WHAT TO DO: State how many lines in the entries below contain "necessary". Write nothing but the number.

Data listing
========================

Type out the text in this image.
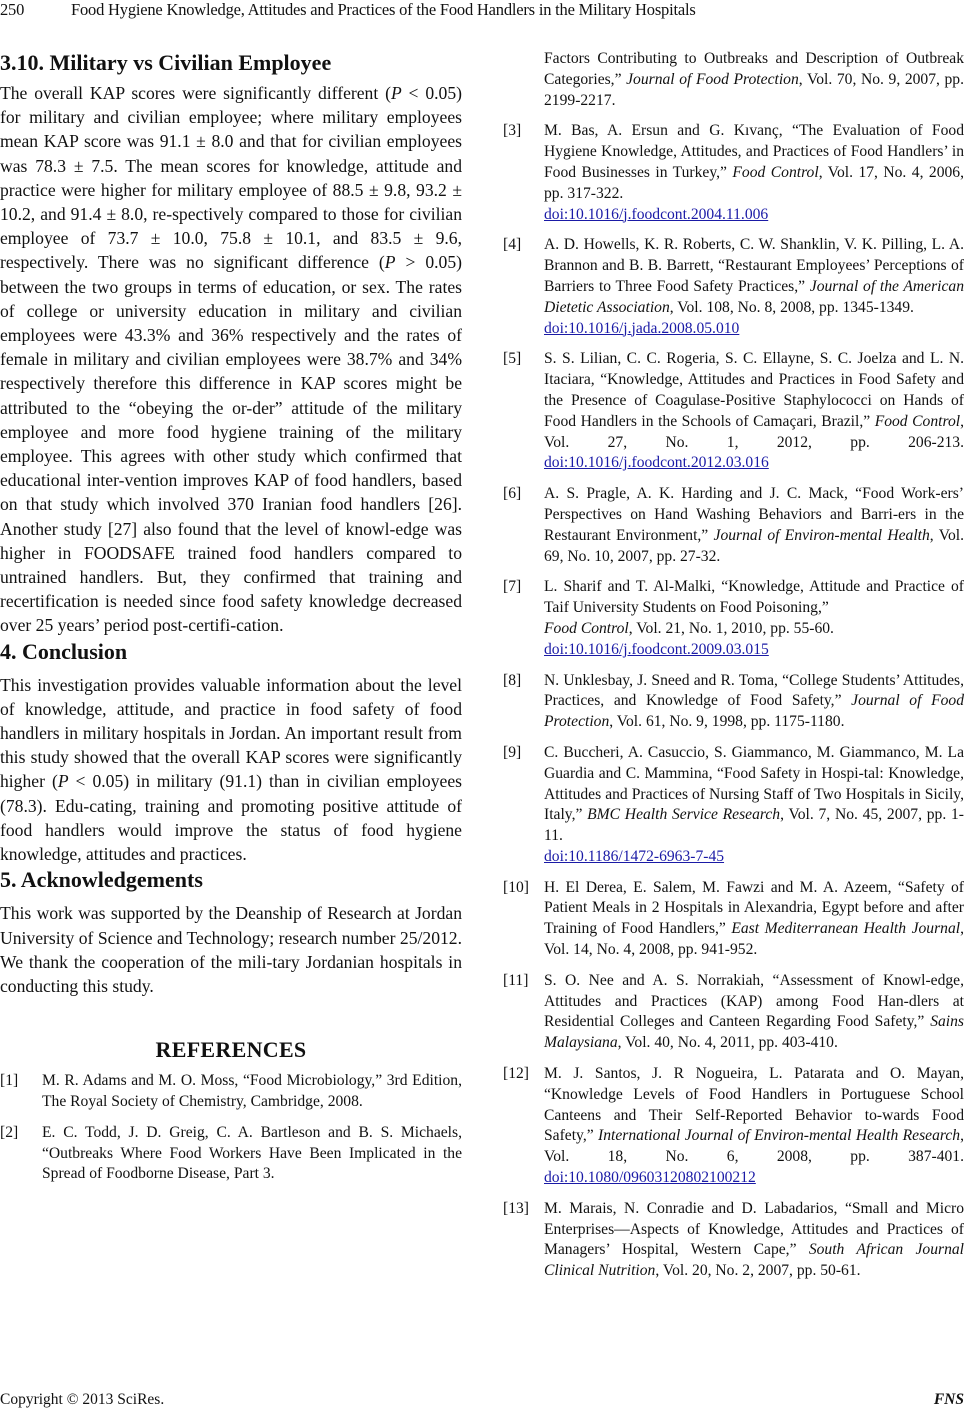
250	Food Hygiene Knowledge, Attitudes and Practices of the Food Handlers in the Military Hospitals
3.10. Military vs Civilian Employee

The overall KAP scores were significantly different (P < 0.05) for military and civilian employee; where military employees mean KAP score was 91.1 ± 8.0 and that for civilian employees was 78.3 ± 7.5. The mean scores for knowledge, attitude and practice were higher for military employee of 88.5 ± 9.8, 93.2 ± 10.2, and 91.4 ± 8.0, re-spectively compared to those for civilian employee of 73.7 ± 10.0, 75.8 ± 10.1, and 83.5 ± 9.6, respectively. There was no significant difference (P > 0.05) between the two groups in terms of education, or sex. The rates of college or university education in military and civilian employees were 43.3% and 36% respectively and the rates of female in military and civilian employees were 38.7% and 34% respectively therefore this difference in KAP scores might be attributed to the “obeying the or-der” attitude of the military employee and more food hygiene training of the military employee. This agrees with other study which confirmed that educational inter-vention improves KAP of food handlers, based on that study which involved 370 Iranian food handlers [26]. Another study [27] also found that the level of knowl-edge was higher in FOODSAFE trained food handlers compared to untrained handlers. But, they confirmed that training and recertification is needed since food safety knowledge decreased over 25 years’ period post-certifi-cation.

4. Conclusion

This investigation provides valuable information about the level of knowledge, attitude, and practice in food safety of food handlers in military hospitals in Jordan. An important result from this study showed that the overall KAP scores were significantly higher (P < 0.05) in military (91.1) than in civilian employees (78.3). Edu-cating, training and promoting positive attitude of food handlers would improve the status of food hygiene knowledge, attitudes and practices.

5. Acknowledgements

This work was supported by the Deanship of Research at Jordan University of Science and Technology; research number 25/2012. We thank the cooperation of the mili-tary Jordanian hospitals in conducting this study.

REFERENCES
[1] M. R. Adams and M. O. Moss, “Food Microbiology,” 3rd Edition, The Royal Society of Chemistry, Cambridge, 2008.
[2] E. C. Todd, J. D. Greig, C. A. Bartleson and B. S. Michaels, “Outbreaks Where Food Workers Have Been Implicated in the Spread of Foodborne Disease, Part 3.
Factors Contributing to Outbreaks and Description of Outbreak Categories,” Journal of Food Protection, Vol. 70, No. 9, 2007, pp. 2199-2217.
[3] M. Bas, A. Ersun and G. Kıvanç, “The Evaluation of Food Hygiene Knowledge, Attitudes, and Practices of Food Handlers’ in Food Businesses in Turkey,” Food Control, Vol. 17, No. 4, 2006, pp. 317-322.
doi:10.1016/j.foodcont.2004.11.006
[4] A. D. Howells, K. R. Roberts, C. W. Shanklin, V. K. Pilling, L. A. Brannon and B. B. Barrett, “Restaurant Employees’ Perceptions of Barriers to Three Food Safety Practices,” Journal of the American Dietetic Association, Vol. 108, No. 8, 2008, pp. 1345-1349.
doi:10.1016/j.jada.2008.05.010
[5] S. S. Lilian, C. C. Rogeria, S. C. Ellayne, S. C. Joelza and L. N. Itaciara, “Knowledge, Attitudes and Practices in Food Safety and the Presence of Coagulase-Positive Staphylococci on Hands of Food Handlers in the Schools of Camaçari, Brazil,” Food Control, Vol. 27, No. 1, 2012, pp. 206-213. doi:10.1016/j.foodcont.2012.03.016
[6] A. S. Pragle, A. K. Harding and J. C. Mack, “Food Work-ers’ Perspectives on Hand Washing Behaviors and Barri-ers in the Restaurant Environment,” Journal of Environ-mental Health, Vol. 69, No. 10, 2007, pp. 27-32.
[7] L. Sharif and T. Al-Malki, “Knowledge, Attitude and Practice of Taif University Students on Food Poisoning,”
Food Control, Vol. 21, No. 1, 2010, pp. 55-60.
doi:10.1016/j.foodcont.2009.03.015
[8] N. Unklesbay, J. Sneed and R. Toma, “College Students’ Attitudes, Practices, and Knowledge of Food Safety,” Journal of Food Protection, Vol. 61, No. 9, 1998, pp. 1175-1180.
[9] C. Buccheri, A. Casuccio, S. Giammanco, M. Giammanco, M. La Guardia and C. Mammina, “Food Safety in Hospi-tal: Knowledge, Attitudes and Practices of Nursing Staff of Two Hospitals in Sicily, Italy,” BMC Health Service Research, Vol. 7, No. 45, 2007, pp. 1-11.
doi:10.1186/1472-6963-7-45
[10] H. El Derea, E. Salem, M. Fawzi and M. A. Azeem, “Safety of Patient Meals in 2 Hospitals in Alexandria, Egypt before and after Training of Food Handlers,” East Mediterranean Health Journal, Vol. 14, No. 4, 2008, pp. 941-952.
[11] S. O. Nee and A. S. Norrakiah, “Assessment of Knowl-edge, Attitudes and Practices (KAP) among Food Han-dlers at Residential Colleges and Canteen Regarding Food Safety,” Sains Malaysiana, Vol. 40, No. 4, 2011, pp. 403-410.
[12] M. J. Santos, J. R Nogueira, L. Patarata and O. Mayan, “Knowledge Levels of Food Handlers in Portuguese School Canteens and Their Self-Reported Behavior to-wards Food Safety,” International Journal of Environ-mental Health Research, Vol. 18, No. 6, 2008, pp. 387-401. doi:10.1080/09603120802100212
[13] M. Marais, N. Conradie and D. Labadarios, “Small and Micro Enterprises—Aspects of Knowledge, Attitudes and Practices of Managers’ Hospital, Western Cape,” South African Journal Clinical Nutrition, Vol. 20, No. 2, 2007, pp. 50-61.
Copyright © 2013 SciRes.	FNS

========================

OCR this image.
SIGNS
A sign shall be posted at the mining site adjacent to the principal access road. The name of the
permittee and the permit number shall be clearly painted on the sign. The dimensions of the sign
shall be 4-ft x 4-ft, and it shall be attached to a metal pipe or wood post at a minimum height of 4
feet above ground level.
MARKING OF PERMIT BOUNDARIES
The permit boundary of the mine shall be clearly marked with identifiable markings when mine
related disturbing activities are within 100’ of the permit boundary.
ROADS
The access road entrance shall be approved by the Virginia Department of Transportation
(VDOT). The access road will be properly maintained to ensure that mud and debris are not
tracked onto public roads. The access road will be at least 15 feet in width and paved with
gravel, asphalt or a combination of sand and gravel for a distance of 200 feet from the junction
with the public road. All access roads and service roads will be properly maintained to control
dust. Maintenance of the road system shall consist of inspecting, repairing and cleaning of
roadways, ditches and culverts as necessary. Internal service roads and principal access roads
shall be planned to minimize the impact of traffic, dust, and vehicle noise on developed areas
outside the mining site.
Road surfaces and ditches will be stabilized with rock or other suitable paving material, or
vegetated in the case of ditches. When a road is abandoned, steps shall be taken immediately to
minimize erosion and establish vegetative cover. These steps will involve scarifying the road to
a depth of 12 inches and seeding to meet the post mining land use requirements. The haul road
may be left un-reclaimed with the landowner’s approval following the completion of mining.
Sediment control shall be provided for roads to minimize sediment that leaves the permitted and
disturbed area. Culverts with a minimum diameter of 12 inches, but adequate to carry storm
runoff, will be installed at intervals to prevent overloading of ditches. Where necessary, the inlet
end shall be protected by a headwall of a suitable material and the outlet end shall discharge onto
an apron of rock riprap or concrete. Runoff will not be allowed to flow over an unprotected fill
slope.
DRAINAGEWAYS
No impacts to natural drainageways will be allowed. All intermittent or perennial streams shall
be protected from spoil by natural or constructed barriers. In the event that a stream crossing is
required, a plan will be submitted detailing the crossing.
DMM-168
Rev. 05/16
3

========================

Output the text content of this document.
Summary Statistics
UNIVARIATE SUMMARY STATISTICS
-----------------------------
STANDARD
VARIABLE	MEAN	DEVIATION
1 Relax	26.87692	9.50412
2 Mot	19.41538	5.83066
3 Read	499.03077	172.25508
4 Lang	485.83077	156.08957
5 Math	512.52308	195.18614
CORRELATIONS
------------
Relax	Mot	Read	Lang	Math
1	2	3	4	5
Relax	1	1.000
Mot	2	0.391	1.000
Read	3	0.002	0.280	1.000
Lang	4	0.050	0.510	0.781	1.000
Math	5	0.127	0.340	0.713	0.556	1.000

========================

CORRECT RESPONSE: 2